>> Begin DATASET RECORDS

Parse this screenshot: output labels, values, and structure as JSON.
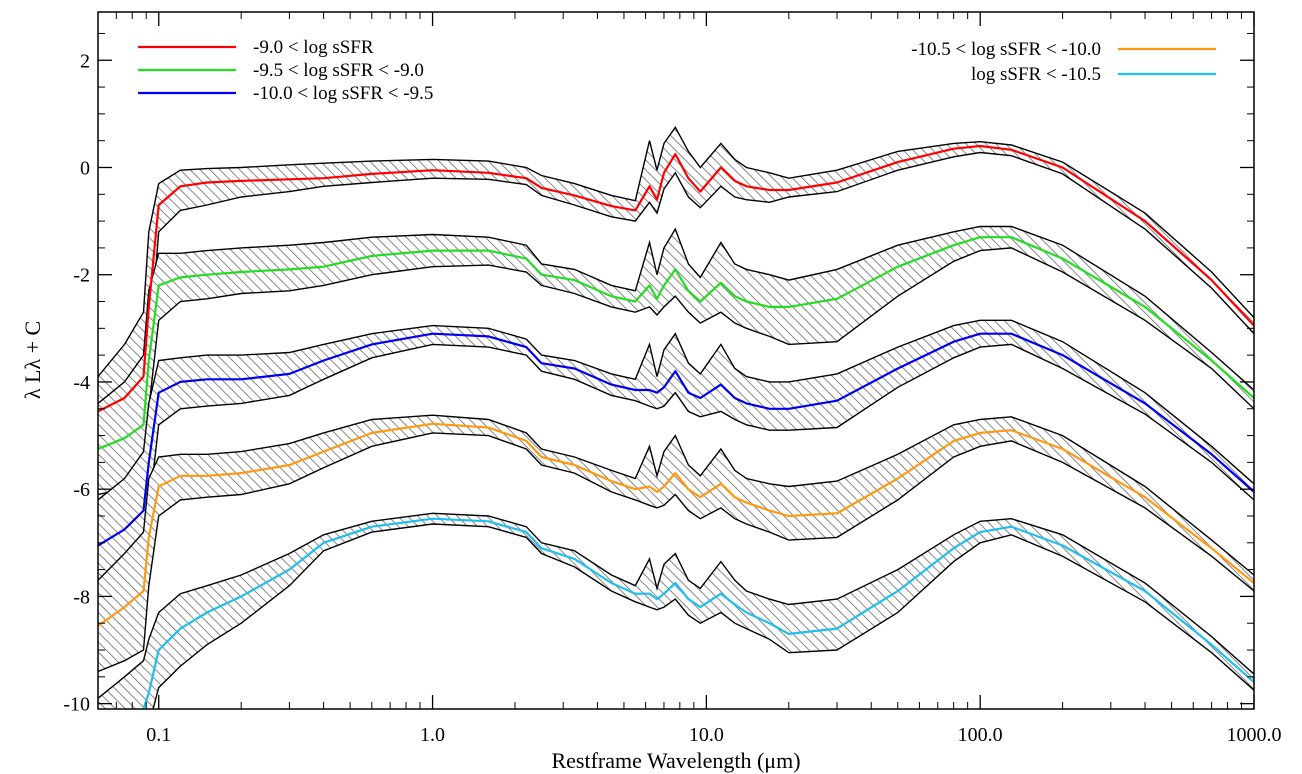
{
  "chart_data": {
    "type": "line",
    "title": "",
    "xlabel": "Restframe Wavelength (μm)",
    "ylabel": "λ Lλ + C",
    "x_scale": "log",
    "xlim": [
      0.06,
      1000
    ],
    "ylim": [
      -10.1,
      2.9
    ],
    "x_ticks": [
      {
        "value": 0.1,
        "label": "0.1"
      },
      {
        "value": 1.0,
        "label": "1.0"
      },
      {
        "value": 10.0,
        "label": "10.0"
      },
      {
        "value": 100.0,
        "label": "100.0"
      },
      {
        "value": 1000.0,
        "label": "1000.0"
      }
    ],
    "y_ticks": [
      {
        "value": 2,
        "label": "2"
      },
      {
        "value": 0,
        "label": "0"
      },
      {
        "value": -2,
        "label": "-2"
      },
      {
        "value": -4,
        "label": "-4"
      },
      {
        "value": -6,
        "label": "-6"
      },
      {
        "value": -8,
        "label": "-8"
      },
      {
        "value": -10,
        "label": "-10"
      }
    ],
    "grid": false,
    "legend": [
      {
        "label": "-9.0 < log sSFR",
        "position": "top-left",
        "color": "#ff0000"
      },
      {
        "label": "-9.5 < log sSFR < -9.0",
        "position": "top-left",
        "color": "#22dd22"
      },
      {
        "label": "-10.0 < log sSFR < -9.5",
        "position": "top-left",
        "color": "#0000ee"
      },
      {
        "label": "-10.5 < log sSFR < -10.0",
        "position": "top-right",
        "color": "#ff9910"
      },
      {
        "label": "log sSFR < -10.5",
        "position": "top-right",
        "color": "#1ebfef"
      }
    ],
    "band_style": "hatched grey band bounded by black lines",
    "series": [
      {
        "name": "-9.0 < log sSFR",
        "color": "#ff0000",
        "offset": 0.0,
        "x": [
          0.06,
          0.075,
          0.088,
          0.092,
          0.1,
          0.12,
          0.15,
          0.2,
          0.3,
          0.4,
          0.6,
          1.0,
          1.6,
          2.2,
          2.5,
          3.3,
          4.5,
          5.5,
          6.2,
          6.6,
          7.0,
          7.7,
          8.6,
          9.5,
          11.3,
          12.7,
          14.0,
          17.0,
          20.0,
          30.0,
          50.0,
          80.0,
          100.0,
          130.0,
          200.0,
          400.0,
          700.0,
          1000.0
        ],
        "y": [
          -4.55,
          -4.3,
          -3.9,
          -2.6,
          -0.7,
          -0.35,
          -0.28,
          -0.25,
          -0.22,
          -0.2,
          -0.12,
          -0.05,
          -0.1,
          -0.2,
          -0.38,
          -0.52,
          -0.72,
          -0.8,
          -0.35,
          -0.6,
          -0.1,
          0.25,
          -0.2,
          -0.45,
          0.0,
          -0.25,
          -0.35,
          -0.42,
          -0.42,
          -0.28,
          0.1,
          0.35,
          0.4,
          0.33,
          0.0,
          -1.0,
          -2.1,
          -2.95
        ],
        "upper": [
          -3.9,
          -3.3,
          -2.7,
          -1.2,
          -0.3,
          -0.05,
          -0.02,
          0.0,
          0.05,
          0.08,
          0.12,
          0.15,
          0.12,
          0.0,
          -0.15,
          -0.3,
          -0.52,
          -0.62,
          0.5,
          -0.05,
          0.45,
          0.75,
          0.3,
          0.0,
          0.45,
          0.15,
          0.0,
          -0.1,
          -0.2,
          -0.05,
          0.3,
          0.45,
          0.48,
          0.42,
          0.1,
          -0.85,
          -1.95,
          -2.8
        ],
        "lower": [
          -5.1,
          -4.9,
          -4.5,
          -3.5,
          -1.2,
          -0.8,
          -0.7,
          -0.55,
          -0.45,
          -0.35,
          -0.28,
          -0.2,
          -0.22,
          -0.32,
          -0.52,
          -0.7,
          -0.92,
          -1.0,
          -0.65,
          -0.85,
          -0.4,
          -0.1,
          -0.55,
          -0.75,
          -0.35,
          -0.55,
          -0.6,
          -0.65,
          -0.55,
          -0.45,
          -0.05,
          0.2,
          0.28,
          0.22,
          -0.12,
          -1.15,
          -2.25,
          -3.1
        ]
      },
      {
        "name": "-9.5 < log sSFR < -9.0",
        "color": "#22dd22",
        "offset": -1.75,
        "x": [
          0.06,
          0.075,
          0.088,
          0.092,
          0.1,
          0.12,
          0.15,
          0.2,
          0.3,
          0.4,
          0.6,
          1.0,
          1.6,
          2.2,
          2.5,
          3.3,
          4.5,
          5.5,
          6.2,
          6.6,
          7.0,
          7.7,
          8.6,
          9.5,
          11.3,
          12.7,
          14.0,
          17.0,
          20.0,
          30.0,
          50.0,
          80.0,
          100.0,
          130.0,
          200.0,
          400.0,
          700.0,
          1000.0
        ],
        "y": [
          -5.25,
          -5.05,
          -4.8,
          -3.6,
          -2.2,
          -2.05,
          -2.0,
          -1.95,
          -1.9,
          -1.85,
          -1.65,
          -1.55,
          -1.55,
          -1.7,
          -2.0,
          -2.1,
          -2.4,
          -2.5,
          -2.2,
          -2.45,
          -2.2,
          -1.9,
          -2.3,
          -2.5,
          -2.15,
          -2.4,
          -2.5,
          -2.6,
          -2.6,
          -2.45,
          -1.85,
          -1.45,
          -1.3,
          -1.3,
          -1.7,
          -2.6,
          -3.6,
          -4.3
        ],
        "upper": [
          -4.4,
          -4.0,
          -3.5,
          -2.3,
          -1.6,
          -1.6,
          -1.55,
          -1.5,
          -1.45,
          -1.4,
          -1.3,
          -1.25,
          -1.3,
          -1.45,
          -1.8,
          -1.9,
          -2.2,
          -2.3,
          -1.4,
          -2.0,
          -1.5,
          -1.15,
          -1.8,
          -2.05,
          -1.4,
          -1.8,
          -1.9,
          -2.0,
          -2.1,
          -1.9,
          -1.45,
          -1.2,
          -1.1,
          -1.1,
          -1.45,
          -2.4,
          -3.45,
          -4.15
        ],
        "lower": [
          -6.1,
          -6.0,
          -5.8,
          -4.5,
          -2.85,
          -2.5,
          -2.45,
          -2.35,
          -2.3,
          -2.2,
          -2.0,
          -1.85,
          -1.82,
          -1.95,
          -2.2,
          -2.35,
          -2.6,
          -2.7,
          -2.6,
          -2.75,
          -2.6,
          -2.4,
          -2.7,
          -2.9,
          -2.7,
          -2.9,
          -3.0,
          -3.15,
          -3.3,
          -3.25,
          -2.4,
          -1.75,
          -1.55,
          -1.5,
          -1.95,
          -2.85,
          -3.75,
          -4.5
        ]
      },
      {
        "name": "-10.0 < log sSFR < -9.5",
        "color": "#0000ee",
        "offset": -3.5,
        "x": [
          0.06,
          0.075,
          0.088,
          0.092,
          0.1,
          0.12,
          0.15,
          0.2,
          0.3,
          0.4,
          0.6,
          1.0,
          1.6,
          2.2,
          2.5,
          3.3,
          4.5,
          5.5,
          6.2,
          6.6,
          7.0,
          7.7,
          8.6,
          9.5,
          11.3,
          12.7,
          14.0,
          17.0,
          20.0,
          30.0,
          50.0,
          80.0,
          100.0,
          130.0,
          200.0,
          400.0,
          700.0,
          1000.0
        ],
        "y": [
          -7.05,
          -6.75,
          -6.4,
          -5.5,
          -4.2,
          -4.0,
          -3.95,
          -3.95,
          -3.85,
          -3.6,
          -3.3,
          -3.1,
          -3.15,
          -3.35,
          -3.65,
          -3.75,
          -4.05,
          -4.15,
          -4.15,
          -4.2,
          -4.1,
          -3.8,
          -4.2,
          -4.3,
          -4.05,
          -4.3,
          -4.4,
          -4.5,
          -4.5,
          -4.35,
          -3.75,
          -3.25,
          -3.1,
          -3.1,
          -3.5,
          -4.4,
          -5.35,
          -6.05
        ],
        "upper": [
          -6.2,
          -5.8,
          -5.3,
          -4.4,
          -3.6,
          -3.55,
          -3.5,
          -3.5,
          -3.45,
          -3.3,
          -3.1,
          -2.95,
          -3.0,
          -3.2,
          -3.5,
          -3.6,
          -3.85,
          -3.95,
          -3.3,
          -3.9,
          -3.4,
          -3.1,
          -3.65,
          -3.85,
          -3.3,
          -3.75,
          -3.9,
          -4.0,
          -4.0,
          -3.85,
          -3.35,
          -2.95,
          -2.85,
          -2.85,
          -3.25,
          -4.2,
          -5.2,
          -5.9
        ],
        "lower": [
          -7.9,
          -7.7,
          -7.4,
          -6.4,
          -4.8,
          -4.5,
          -4.45,
          -4.4,
          -4.25,
          -3.95,
          -3.55,
          -3.3,
          -3.35,
          -3.5,
          -3.8,
          -3.95,
          -4.25,
          -4.35,
          -4.45,
          -4.5,
          -4.45,
          -4.2,
          -4.55,
          -4.65,
          -4.55,
          -4.7,
          -4.8,
          -4.9,
          -4.9,
          -4.85,
          -4.1,
          -3.55,
          -3.35,
          -3.3,
          -3.75,
          -4.6,
          -5.5,
          -6.2
        ]
      },
      {
        "name": "-10.5 < log sSFR < -10.0",
        "color": "#ff9910",
        "offset": -5.25,
        "x": [
          0.06,
          0.075,
          0.088,
          0.092,
          0.1,
          0.12,
          0.15,
          0.2,
          0.3,
          0.4,
          0.6,
          1.0,
          1.6,
          2.2,
          2.5,
          3.3,
          4.5,
          5.5,
          6.2,
          6.6,
          7.0,
          7.7,
          8.6,
          9.5,
          11.3,
          12.7,
          14.0,
          17.0,
          20.0,
          30.0,
          50.0,
          80.0,
          100.0,
          130.0,
          200.0,
          400.0,
          700.0,
          1000.0
        ],
        "y": [
          -8.55,
          -8.2,
          -7.9,
          -6.9,
          -5.95,
          -5.75,
          -5.75,
          -5.7,
          -5.55,
          -5.3,
          -4.95,
          -4.78,
          -4.85,
          -5.1,
          -5.4,
          -5.55,
          -5.85,
          -6.0,
          -5.95,
          -6.05,
          -5.95,
          -5.7,
          -6.0,
          -6.15,
          -5.9,
          -6.15,
          -6.25,
          -6.4,
          -6.5,
          -6.45,
          -5.8,
          -5.1,
          -4.95,
          -4.9,
          -5.25,
          -6.15,
          -7.1,
          -7.75
        ],
        "upper": [
          -7.7,
          -7.2,
          -6.8,
          -5.8,
          -5.4,
          -5.35,
          -5.35,
          -5.3,
          -5.15,
          -4.95,
          -4.7,
          -4.62,
          -4.7,
          -4.95,
          -5.25,
          -5.4,
          -5.65,
          -5.8,
          -5.2,
          -5.75,
          -5.3,
          -5.0,
          -5.55,
          -5.75,
          -5.25,
          -5.65,
          -5.8,
          -5.9,
          -5.95,
          -5.85,
          -5.35,
          -4.8,
          -4.7,
          -4.65,
          -5.0,
          -5.95,
          -6.95,
          -7.6
        ],
        "lower": [
          -9.4,
          -9.2,
          -9.0,
          -7.8,
          -6.5,
          -6.2,
          -6.15,
          -6.1,
          -5.9,
          -5.6,
          -5.2,
          -4.95,
          -5.0,
          -5.25,
          -5.55,
          -5.7,
          -6.05,
          -6.2,
          -6.3,
          -6.35,
          -6.3,
          -6.1,
          -6.4,
          -6.55,
          -6.35,
          -6.55,
          -6.65,
          -6.8,
          -6.95,
          -6.9,
          -6.2,
          -5.4,
          -5.2,
          -5.1,
          -5.5,
          -6.35,
          -7.25,
          -7.9
        ]
      },
      {
        "name": "log sSFR < -10.5",
        "color": "#1ebfef",
        "offset": -7.0,
        "x": [
          0.06,
          0.075,
          0.088,
          0.092,
          0.1,
          0.12,
          0.15,
          0.2,
          0.3,
          0.4,
          0.6,
          1.0,
          1.6,
          2.2,
          2.5,
          3.3,
          4.5,
          5.5,
          6.2,
          6.6,
          7.0,
          7.7,
          8.6,
          9.5,
          11.3,
          12.7,
          14.0,
          17.0,
          20.0,
          30.0,
          50.0,
          80.0,
          100.0,
          130.0,
          200.0,
          400.0,
          700.0,
          1000.0
        ],
        "y": [
          -10.4,
          -10.3,
          -10.1,
          -9.8,
          -9.0,
          -8.6,
          -8.3,
          -8.0,
          -7.5,
          -7.0,
          -6.7,
          -6.55,
          -6.6,
          -6.8,
          -7.1,
          -7.3,
          -7.75,
          -7.95,
          -7.95,
          -8.05,
          -7.95,
          -7.75,
          -8.05,
          -8.2,
          -7.95,
          -8.15,
          -8.3,
          -8.5,
          -8.7,
          -8.6,
          -7.9,
          -7.1,
          -6.8,
          -6.7,
          -7.05,
          -7.9,
          -8.9,
          -9.6
        ],
        "upper": [
          -9.9,
          -9.5,
          -9.2,
          -8.8,
          -8.3,
          -7.95,
          -7.8,
          -7.6,
          -7.2,
          -6.85,
          -6.6,
          -6.45,
          -6.5,
          -6.7,
          -7.0,
          -7.15,
          -7.6,
          -7.8,
          -7.3,
          -7.85,
          -7.4,
          -7.2,
          -7.7,
          -7.85,
          -7.35,
          -7.7,
          -7.9,
          -8.05,
          -8.15,
          -8.05,
          -7.5,
          -6.85,
          -6.6,
          -6.55,
          -6.85,
          -7.75,
          -8.75,
          -9.45
        ],
        "lower": [
          -10.8,
          -10.8,
          -10.6,
          -10.4,
          -9.7,
          -9.3,
          -8.9,
          -8.5,
          -7.8,
          -7.15,
          -6.8,
          -6.65,
          -6.7,
          -6.9,
          -7.2,
          -7.45,
          -7.9,
          -8.1,
          -8.2,
          -8.25,
          -8.2,
          -8.05,
          -8.35,
          -8.5,
          -8.3,
          -8.5,
          -8.6,
          -8.8,
          -9.05,
          -9.0,
          -8.3,
          -7.35,
          -7.0,
          -6.85,
          -7.25,
          -8.1,
          -9.05,
          -9.75
        ]
      }
    ]
  }
}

>> End DATASET RECORDS

▸ PROBLEM TO WORK ON
Give a single number: the count of lines above that include the word "sSFR".

▸ RESPONSE
10